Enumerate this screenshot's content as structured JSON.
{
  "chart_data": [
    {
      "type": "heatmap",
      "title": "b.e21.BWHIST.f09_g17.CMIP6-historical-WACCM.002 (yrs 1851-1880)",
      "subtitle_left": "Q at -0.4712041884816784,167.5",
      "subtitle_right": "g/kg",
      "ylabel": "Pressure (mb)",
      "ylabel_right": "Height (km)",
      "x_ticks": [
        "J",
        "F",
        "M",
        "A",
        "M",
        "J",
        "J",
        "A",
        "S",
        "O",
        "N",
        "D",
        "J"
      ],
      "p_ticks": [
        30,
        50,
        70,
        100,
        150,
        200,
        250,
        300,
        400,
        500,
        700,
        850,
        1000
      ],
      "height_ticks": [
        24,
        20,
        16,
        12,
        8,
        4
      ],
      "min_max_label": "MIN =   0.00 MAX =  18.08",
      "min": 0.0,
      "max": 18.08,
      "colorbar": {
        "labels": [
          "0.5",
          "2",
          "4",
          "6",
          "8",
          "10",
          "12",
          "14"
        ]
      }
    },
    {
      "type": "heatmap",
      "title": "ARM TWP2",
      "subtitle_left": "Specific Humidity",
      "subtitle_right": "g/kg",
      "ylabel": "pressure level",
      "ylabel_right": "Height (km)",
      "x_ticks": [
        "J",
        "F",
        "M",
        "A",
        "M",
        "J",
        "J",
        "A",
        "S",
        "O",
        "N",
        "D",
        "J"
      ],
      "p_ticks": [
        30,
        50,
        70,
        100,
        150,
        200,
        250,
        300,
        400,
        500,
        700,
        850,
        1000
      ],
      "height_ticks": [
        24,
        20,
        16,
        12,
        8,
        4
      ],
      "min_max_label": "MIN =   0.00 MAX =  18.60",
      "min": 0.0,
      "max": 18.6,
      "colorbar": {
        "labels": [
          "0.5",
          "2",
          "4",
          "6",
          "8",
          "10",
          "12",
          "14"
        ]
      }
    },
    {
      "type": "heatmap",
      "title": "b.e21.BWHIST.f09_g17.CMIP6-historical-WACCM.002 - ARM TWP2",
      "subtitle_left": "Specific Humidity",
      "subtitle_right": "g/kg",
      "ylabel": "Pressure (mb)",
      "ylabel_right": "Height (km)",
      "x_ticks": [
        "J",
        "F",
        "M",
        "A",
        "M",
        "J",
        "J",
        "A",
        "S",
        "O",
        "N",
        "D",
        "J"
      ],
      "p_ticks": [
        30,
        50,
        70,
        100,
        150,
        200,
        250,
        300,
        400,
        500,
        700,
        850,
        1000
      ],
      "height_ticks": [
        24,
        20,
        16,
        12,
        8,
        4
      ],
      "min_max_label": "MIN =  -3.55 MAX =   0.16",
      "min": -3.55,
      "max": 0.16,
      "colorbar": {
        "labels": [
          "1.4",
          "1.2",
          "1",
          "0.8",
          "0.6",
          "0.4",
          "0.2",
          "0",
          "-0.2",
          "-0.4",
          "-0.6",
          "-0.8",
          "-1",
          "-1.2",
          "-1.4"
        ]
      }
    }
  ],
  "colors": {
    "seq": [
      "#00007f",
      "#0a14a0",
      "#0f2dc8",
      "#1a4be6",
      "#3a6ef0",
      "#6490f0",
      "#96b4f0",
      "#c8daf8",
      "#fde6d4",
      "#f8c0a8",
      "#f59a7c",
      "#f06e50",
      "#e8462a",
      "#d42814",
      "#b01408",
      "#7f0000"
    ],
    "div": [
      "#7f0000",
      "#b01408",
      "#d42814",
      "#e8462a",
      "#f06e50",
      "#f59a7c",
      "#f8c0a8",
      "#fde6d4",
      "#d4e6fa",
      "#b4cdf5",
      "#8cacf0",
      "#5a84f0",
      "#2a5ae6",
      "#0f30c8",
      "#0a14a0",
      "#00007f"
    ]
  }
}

▸ **WRITTEN PROBLEM**:
Return the whole listing exactly.

▸ **REPLY TO THE TASK**:
Enumerate this screenshot's content as structured JSON.
{
  "chart_data": [
    {
      "type": "heatmap",
      "title": "b.e21.BWHIST.f09_g17.CMIP6-historical-WACCM.002 (yrs 1851-1880)",
      "subtitle_left": "Q at -0.4712041884816784,167.5",
      "subtitle_right": "g/kg",
      "ylabel": "Pressure (mb)",
      "ylabel_right": "Height (km)",
      "x_ticks": [
        "J",
        "F",
        "M",
        "A",
        "M",
        "J",
        "J",
        "A",
        "S",
        "O",
        "N",
        "D",
        "J"
      ],
      "p_ticks": [
        30,
        50,
        70,
        100,
        150,
        200,
        250,
        300,
        400,
        500,
        700,
        850,
        1000
      ],
      "height_ticks": [
        24,
        20,
        16,
        12,
        8,
        4
      ],
      "min_max_label": "MIN =   0.00 MAX =  18.08",
      "min": 0.0,
      "max": 18.08,
      "colorbar": {
        "labels": [
          "0.5",
          "2",
          "4",
          "6",
          "8",
          "10",
          "12",
          "14"
        ]
      }
    },
    {
      "type": "heatmap",
      "title": "ARM TWP2",
      "subtitle_left": "Specific Humidity",
      "subtitle_right": "g/kg",
      "ylabel": "pressure level",
      "ylabel_right": "Height (km)",
      "x_ticks": [
        "J",
        "F",
        "M",
        "A",
        "M",
        "J",
        "J",
        "A",
        "S",
        "O",
        "N",
        "D",
        "J"
      ],
      "p_ticks": [
        30,
        50,
        70,
        100,
        150,
        200,
        250,
        300,
        400,
        500,
        700,
        850,
        1000
      ],
      "height_ticks": [
        24,
        20,
        16,
        12,
        8,
        4
      ],
      "min_max_label": "MIN =   0.00 MAX =  18.60",
      "min": 0.0,
      "max": 18.6,
      "colorbar": {
        "labels": [
          "0.5",
          "2",
          "4",
          "6",
          "8",
          "10",
          "12",
          "14"
        ]
      }
    },
    {
      "type": "heatmap",
      "title": "b.e21.BWHIST.f09_g17.CMIP6-historical-WACCM.002 - ARM TWP2",
      "subtitle_left": "Specific Humidity",
      "subtitle_right": "g/kg",
      "ylabel": "Pressure (mb)",
      "ylabel_right": "Height (km)",
      "x_ticks": [
        "J",
        "F",
        "M",
        "A",
        "M",
        "J",
        "J",
        "A",
        "S",
        "O",
        "N",
        "D",
        "J"
      ],
      "p_ticks": [
        30,
        50,
        70,
        100,
        150,
        200,
        250,
        300,
        400,
        500,
        700,
        850,
        1000
      ],
      "height_ticks": [
        24,
        20,
        16,
        12,
        8,
        4
      ],
      "min_max_label": "MIN =  -3.55 MAX =   0.16",
      "min": -3.55,
      "max": 0.16,
      "colorbar": {
        "labels": [
          "1.4",
          "1.2",
          "1",
          "0.8",
          "0.6",
          "0.4",
          "0.2",
          "0",
          "-0.2",
          "-0.4",
          "-0.6",
          "-0.8",
          "-1",
          "-1.2",
          "-1.4"
        ]
      }
    }
  ],
  "colors": {
    "seq": [
      "#00007f",
      "#0a14a0",
      "#0f2dc8",
      "#1a4be6",
      "#3a6ef0",
      "#6490f0",
      "#96b4f0",
      "#c8daf8",
      "#fde6d4",
      "#f8c0a8",
      "#f59a7c",
      "#f06e50",
      "#e8462a",
      "#d42814",
      "#b01408",
      "#7f0000"
    ],
    "div": [
      "#7f0000",
      "#b01408",
      "#d42814",
      "#e8462a",
      "#f06e50",
      "#f59a7c",
      "#f8c0a8",
      "#fde6d4",
      "#d4e6fa",
      "#b4cdf5",
      "#8cacf0",
      "#5a84f0",
      "#2a5ae6",
      "#0f30c8",
      "#0a14a0",
      "#00007f"
    ]
  }
}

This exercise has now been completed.